Data for review:
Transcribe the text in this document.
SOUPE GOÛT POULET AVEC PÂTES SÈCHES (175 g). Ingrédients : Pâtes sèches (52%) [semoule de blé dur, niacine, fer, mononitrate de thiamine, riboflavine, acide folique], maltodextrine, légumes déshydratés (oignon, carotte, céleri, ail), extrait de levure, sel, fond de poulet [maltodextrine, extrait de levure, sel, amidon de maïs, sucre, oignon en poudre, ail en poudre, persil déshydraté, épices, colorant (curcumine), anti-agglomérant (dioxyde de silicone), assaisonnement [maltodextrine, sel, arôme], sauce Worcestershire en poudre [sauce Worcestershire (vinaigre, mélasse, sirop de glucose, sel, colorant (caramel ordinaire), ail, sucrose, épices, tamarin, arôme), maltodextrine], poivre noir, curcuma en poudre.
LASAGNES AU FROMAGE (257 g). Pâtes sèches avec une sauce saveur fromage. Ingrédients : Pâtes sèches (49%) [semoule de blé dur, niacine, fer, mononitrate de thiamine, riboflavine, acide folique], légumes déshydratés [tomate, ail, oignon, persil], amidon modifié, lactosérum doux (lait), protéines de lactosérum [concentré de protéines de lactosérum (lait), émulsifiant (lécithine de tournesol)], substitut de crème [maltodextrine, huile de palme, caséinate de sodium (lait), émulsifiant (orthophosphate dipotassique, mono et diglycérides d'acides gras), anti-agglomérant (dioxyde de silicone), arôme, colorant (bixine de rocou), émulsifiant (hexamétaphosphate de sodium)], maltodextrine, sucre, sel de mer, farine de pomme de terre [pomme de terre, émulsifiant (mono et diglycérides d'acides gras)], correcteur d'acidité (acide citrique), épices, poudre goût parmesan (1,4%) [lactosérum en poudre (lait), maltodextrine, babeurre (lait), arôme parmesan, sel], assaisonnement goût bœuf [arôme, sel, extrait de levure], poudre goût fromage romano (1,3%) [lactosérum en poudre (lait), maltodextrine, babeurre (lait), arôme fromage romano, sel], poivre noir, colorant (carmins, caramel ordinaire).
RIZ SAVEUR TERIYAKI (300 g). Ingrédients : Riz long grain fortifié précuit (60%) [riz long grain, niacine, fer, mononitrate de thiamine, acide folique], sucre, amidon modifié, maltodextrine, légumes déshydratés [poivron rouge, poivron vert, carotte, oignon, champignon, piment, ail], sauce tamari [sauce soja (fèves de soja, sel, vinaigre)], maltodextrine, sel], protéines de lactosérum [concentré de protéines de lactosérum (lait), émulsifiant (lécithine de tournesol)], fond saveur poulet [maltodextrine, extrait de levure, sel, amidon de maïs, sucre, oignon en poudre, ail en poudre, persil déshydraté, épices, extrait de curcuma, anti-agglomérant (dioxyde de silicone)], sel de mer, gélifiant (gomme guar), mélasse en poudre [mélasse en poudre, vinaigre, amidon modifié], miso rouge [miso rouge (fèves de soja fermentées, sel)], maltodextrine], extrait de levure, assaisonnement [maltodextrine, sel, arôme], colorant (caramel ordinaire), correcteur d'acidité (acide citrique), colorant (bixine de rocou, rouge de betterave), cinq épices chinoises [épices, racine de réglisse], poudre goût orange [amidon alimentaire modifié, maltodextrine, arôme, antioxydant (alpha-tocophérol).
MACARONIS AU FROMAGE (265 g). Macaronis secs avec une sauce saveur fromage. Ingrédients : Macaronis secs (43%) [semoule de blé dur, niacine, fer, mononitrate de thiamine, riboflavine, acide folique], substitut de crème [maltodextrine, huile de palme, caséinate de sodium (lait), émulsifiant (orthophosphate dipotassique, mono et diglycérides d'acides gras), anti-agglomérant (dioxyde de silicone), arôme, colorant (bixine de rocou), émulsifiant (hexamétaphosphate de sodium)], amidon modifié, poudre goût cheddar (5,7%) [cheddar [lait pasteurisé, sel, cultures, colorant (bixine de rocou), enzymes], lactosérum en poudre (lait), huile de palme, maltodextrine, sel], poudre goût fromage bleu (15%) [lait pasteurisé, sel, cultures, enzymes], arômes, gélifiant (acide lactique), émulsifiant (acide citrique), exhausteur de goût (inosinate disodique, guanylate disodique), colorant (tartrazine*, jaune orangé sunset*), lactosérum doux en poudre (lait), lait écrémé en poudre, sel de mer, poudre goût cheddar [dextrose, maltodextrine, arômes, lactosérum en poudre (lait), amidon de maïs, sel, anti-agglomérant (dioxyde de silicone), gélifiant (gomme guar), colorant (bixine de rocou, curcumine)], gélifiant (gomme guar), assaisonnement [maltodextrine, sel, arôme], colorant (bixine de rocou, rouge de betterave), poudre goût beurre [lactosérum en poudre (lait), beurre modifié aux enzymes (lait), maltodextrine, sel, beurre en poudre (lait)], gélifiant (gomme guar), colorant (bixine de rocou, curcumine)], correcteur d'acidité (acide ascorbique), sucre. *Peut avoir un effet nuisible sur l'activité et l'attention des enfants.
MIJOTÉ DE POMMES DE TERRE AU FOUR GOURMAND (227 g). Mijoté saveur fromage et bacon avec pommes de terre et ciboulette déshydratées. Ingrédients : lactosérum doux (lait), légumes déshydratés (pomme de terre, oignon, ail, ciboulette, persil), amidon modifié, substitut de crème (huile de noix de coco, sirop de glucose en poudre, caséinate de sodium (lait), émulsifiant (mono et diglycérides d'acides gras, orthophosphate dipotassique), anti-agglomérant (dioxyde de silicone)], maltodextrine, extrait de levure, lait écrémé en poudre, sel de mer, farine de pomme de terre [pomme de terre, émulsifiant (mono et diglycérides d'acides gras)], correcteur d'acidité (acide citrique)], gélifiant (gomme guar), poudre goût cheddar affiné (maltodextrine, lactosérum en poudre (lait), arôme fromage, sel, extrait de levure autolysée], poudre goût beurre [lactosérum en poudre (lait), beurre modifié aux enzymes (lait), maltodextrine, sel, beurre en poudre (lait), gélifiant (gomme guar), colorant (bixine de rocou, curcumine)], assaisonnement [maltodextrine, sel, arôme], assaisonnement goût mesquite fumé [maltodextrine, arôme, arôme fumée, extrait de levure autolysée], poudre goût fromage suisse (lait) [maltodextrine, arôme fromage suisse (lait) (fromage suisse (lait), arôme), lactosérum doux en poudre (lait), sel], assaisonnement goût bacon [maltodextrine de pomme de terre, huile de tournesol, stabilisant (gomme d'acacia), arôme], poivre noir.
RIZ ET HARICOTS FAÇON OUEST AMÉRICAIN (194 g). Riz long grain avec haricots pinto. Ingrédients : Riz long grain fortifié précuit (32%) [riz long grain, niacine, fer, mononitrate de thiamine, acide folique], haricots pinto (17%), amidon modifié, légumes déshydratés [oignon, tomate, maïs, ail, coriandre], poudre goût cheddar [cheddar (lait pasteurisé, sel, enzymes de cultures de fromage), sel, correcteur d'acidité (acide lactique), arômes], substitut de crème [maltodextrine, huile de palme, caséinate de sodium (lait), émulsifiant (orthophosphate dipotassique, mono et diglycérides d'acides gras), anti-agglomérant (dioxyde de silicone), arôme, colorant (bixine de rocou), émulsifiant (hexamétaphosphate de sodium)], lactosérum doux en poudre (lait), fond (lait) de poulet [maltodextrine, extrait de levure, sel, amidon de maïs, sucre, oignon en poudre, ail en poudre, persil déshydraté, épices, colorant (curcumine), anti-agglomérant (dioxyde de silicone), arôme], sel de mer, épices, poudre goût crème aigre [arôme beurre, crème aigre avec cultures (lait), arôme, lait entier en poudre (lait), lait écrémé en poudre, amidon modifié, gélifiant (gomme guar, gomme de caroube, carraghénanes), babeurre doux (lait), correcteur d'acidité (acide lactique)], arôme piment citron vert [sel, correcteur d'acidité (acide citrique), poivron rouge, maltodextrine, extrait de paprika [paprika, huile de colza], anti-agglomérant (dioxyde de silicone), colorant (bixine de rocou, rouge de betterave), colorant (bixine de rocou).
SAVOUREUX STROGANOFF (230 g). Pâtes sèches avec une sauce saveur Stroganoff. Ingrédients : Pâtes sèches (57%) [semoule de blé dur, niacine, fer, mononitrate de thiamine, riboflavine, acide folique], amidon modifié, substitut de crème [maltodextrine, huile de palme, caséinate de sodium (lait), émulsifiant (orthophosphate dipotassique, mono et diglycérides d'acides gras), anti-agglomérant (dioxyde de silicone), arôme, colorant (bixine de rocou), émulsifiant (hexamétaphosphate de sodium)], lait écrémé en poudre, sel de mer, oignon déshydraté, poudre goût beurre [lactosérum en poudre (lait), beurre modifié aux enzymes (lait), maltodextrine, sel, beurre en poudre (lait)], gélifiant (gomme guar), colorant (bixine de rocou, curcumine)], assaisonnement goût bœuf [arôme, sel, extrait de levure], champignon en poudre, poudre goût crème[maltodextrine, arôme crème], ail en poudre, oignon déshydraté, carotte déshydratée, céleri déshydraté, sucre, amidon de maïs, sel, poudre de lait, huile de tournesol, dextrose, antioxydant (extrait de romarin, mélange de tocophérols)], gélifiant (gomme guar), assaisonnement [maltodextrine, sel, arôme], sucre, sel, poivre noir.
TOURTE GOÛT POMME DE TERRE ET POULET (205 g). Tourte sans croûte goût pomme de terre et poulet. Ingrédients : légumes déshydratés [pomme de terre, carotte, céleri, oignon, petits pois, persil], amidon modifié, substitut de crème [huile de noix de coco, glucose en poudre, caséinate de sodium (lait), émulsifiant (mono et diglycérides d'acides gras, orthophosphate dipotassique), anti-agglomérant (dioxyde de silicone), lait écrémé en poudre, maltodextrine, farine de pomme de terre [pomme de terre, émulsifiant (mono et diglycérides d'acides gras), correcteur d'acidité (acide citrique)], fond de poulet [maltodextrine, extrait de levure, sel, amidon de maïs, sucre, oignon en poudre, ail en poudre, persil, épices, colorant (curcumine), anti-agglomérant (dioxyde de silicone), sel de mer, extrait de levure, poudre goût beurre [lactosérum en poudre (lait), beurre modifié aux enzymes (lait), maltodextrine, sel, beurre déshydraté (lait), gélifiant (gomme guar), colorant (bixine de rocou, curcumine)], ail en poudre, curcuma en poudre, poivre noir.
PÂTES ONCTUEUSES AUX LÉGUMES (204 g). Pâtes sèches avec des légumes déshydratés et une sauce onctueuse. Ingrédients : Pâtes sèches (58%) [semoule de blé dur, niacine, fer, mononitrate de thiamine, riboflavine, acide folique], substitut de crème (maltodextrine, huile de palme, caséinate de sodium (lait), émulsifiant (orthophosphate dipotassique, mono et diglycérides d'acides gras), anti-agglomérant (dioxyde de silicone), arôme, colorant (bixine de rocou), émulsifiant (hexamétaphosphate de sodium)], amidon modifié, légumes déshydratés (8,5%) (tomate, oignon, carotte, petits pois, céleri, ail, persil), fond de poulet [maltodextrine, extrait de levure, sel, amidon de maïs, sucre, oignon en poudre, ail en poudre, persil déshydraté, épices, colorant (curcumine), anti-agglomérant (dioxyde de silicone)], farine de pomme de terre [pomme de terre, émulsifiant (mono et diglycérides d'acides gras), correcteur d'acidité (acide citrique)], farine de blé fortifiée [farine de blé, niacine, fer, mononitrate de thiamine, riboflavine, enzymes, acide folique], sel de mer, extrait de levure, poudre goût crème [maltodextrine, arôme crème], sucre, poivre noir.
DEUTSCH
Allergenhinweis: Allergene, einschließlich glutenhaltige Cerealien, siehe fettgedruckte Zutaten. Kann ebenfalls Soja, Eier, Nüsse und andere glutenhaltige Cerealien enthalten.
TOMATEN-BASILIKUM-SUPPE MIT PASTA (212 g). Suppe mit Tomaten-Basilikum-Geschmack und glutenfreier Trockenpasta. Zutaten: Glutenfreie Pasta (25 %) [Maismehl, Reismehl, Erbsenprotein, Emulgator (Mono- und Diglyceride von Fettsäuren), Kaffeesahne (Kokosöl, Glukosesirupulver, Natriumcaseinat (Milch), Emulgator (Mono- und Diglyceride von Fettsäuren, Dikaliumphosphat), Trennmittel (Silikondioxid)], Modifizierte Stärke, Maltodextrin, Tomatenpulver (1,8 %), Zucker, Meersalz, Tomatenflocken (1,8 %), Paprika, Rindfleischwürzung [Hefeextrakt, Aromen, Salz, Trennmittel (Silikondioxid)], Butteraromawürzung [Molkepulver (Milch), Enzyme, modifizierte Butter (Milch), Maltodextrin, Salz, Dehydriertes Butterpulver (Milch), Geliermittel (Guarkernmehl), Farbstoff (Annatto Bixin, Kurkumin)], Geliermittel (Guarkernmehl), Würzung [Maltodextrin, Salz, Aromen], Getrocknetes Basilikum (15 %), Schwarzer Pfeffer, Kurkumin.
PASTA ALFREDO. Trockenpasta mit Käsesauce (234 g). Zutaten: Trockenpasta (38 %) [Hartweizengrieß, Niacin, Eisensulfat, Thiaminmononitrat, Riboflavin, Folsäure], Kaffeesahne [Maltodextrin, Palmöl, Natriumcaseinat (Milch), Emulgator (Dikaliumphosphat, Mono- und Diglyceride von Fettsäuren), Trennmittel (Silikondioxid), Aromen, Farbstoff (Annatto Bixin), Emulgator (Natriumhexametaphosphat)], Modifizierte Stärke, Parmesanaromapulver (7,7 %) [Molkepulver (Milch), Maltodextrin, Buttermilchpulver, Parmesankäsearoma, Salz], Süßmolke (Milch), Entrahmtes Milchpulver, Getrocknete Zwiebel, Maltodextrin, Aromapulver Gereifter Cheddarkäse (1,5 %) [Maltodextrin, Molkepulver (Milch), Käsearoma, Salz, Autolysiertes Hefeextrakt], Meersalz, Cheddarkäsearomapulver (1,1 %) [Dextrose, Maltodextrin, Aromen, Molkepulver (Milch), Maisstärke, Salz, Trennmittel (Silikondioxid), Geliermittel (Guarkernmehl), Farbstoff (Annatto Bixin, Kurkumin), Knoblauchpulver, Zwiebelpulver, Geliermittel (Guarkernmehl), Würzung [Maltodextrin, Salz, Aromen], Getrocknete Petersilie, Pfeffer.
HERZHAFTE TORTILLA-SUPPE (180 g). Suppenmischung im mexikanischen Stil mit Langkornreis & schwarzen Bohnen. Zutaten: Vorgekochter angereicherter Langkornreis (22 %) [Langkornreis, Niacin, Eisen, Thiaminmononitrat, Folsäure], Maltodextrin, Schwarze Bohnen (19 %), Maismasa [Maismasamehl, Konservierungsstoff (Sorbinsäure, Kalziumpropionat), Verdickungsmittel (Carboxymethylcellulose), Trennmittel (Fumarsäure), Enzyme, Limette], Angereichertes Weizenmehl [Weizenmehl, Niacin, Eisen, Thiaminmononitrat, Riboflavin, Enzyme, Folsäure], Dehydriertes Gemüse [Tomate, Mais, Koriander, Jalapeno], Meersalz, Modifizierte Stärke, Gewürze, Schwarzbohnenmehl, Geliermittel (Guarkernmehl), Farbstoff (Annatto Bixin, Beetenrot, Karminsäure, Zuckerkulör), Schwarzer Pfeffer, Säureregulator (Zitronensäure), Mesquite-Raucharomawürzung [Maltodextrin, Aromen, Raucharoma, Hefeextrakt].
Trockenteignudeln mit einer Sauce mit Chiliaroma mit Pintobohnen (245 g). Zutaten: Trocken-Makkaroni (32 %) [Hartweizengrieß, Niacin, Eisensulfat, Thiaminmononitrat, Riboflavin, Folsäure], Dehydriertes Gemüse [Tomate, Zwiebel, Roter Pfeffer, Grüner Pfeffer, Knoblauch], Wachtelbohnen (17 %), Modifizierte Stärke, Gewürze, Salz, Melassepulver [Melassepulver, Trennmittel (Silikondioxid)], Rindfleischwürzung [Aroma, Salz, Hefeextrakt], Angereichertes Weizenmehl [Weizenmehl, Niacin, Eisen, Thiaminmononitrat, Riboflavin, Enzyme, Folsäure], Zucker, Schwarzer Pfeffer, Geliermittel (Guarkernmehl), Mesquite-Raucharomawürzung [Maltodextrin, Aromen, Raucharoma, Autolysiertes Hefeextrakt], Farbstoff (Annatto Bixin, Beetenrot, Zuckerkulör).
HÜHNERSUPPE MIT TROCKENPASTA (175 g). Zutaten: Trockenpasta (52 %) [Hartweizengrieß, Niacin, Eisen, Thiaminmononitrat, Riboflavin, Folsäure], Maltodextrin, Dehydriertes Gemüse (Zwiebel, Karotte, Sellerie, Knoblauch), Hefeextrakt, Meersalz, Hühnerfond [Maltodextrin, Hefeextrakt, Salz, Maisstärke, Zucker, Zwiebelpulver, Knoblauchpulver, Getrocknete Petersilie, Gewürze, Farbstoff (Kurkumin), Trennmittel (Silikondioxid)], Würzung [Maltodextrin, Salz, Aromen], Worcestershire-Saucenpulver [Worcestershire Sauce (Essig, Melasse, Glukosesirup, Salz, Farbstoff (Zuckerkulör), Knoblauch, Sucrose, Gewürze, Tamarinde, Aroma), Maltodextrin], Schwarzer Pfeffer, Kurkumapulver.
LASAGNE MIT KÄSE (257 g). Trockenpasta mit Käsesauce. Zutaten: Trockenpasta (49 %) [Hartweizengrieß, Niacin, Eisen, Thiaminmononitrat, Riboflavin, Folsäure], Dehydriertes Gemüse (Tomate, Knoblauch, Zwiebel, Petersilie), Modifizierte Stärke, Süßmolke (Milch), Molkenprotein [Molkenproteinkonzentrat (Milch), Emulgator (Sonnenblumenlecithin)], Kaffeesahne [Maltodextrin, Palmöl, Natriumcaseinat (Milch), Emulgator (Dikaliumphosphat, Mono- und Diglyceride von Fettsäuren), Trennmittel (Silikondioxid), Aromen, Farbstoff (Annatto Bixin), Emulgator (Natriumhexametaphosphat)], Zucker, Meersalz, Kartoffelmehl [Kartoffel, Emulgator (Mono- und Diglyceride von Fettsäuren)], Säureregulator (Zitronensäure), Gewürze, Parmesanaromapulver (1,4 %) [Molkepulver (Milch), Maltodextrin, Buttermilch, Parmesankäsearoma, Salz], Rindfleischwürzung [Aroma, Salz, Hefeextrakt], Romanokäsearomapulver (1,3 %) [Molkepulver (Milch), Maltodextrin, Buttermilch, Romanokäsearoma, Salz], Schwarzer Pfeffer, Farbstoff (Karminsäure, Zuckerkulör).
--
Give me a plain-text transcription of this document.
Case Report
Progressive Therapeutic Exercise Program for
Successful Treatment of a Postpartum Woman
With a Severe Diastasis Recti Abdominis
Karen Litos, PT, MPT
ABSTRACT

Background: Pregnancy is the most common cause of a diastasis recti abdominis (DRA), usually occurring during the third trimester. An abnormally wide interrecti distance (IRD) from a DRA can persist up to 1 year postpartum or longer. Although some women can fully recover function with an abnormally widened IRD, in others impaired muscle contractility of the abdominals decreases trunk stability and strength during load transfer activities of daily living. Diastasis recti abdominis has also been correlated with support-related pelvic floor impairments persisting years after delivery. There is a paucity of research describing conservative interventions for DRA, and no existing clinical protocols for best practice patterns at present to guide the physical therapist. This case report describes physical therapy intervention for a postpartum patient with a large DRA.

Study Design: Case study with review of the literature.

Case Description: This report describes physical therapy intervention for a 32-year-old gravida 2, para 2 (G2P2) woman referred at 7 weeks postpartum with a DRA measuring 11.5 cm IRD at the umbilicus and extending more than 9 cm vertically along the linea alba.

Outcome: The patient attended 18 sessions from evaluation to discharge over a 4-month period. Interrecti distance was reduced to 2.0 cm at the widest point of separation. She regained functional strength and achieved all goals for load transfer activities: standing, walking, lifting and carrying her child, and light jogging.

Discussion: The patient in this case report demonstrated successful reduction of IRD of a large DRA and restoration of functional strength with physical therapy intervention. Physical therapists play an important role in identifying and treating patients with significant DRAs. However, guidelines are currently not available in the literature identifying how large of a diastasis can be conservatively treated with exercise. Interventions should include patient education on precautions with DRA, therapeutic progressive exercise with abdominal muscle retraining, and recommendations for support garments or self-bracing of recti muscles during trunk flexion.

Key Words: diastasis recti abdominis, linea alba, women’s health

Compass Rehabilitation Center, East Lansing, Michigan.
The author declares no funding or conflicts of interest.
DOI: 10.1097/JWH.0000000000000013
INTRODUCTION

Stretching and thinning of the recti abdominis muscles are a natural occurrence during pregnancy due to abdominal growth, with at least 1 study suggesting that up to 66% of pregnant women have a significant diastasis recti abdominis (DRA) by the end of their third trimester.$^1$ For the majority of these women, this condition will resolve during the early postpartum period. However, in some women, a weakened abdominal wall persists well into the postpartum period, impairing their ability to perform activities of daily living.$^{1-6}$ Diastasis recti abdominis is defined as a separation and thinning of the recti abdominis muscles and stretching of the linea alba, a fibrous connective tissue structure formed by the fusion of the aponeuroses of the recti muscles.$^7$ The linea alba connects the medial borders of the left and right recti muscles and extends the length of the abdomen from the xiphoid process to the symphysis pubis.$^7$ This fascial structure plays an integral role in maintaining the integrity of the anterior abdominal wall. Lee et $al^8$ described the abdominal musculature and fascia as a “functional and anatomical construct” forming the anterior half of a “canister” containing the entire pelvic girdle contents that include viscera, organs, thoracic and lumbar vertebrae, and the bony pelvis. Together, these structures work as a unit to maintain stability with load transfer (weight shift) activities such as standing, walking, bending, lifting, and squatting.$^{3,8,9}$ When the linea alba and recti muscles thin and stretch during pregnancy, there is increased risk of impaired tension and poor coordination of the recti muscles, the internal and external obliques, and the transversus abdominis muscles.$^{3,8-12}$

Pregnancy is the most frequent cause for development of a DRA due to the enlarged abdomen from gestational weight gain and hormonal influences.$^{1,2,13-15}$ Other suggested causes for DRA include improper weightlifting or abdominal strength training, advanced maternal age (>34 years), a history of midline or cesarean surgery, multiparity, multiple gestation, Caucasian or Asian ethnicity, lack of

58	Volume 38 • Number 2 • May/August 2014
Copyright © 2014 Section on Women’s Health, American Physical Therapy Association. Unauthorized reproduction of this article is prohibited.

Your task: Go through the material and copy each line in which the word "document" occurs.

Solution:
Transcribe the text in this document.
Give me a plain-text transcription of this document.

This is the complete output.